---------- Exercise inputs ----------

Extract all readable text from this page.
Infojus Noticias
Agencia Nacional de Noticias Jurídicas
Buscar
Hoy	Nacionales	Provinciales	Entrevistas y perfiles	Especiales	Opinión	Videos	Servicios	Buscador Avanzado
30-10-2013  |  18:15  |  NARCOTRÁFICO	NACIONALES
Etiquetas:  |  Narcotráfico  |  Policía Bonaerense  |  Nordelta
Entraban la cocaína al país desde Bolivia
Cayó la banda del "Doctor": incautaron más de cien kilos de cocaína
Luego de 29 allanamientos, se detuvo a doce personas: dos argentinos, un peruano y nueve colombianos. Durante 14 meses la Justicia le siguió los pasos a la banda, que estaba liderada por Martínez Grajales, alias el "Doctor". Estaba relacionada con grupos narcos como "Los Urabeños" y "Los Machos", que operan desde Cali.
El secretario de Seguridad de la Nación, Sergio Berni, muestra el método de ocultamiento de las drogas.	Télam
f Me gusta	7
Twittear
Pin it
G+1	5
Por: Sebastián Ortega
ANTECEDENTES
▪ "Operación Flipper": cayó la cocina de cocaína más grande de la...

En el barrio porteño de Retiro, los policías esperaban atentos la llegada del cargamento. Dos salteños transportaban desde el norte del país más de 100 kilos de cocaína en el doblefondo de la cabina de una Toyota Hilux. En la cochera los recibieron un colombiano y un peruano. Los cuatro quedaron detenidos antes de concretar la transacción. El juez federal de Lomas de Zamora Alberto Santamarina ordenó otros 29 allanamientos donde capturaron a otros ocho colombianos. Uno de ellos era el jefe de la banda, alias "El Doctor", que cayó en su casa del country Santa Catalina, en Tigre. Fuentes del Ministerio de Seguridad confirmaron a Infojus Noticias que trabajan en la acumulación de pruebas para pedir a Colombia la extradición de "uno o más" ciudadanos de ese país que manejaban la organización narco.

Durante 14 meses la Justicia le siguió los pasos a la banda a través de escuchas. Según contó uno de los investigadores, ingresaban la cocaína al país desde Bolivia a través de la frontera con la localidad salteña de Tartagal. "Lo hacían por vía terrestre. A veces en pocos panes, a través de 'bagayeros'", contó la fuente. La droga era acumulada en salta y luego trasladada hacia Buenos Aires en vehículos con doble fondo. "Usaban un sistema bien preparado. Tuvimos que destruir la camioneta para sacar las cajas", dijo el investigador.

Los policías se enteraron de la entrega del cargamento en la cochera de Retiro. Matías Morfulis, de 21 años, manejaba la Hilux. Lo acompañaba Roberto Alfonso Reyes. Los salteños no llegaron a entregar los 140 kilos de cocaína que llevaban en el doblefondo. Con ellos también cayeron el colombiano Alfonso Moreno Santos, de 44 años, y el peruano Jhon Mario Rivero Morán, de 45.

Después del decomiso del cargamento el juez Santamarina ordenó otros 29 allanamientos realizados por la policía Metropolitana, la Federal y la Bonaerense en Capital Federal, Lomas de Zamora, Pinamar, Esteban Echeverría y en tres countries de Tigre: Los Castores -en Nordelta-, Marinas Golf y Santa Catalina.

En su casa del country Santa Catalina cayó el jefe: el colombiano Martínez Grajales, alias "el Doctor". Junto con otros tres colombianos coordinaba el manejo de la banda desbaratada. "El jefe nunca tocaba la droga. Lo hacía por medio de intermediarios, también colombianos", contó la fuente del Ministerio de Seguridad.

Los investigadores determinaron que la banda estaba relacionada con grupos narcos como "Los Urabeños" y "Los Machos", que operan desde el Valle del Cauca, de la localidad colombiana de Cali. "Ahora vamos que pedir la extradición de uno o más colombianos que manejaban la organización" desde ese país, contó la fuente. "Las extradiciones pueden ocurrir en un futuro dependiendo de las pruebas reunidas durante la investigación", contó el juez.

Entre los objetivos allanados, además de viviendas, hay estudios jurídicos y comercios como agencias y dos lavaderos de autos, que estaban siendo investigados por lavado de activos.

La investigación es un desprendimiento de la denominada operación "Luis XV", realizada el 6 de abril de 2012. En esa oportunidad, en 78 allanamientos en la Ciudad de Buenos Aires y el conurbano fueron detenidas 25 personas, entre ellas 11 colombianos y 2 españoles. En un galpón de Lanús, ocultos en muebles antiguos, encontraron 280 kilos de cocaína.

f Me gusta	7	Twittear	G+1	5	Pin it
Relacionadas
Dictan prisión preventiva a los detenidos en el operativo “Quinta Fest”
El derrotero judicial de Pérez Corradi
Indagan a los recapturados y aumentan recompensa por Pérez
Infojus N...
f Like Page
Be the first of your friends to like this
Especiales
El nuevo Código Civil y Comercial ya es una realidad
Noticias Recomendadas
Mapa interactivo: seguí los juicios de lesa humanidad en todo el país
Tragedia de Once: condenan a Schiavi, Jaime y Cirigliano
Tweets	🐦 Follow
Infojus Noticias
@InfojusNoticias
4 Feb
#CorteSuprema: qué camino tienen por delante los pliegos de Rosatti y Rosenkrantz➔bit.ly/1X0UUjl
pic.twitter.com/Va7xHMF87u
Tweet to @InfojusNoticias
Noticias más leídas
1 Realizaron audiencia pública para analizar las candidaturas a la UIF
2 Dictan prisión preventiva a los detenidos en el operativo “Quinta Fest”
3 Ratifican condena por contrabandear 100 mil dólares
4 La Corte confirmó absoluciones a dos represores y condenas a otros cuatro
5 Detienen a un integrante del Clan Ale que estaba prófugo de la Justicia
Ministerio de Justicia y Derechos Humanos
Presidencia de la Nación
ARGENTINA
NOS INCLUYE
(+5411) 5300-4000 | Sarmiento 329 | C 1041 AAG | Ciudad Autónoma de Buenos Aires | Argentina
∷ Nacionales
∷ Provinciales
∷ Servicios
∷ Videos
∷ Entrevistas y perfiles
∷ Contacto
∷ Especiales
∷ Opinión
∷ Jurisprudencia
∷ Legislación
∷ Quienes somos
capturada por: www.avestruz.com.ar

----------

▸ **The problem**: Using the listing above, say how many of its lines contain the string "Especiales", giving nothing but the figure.

▸ **Written response**: 3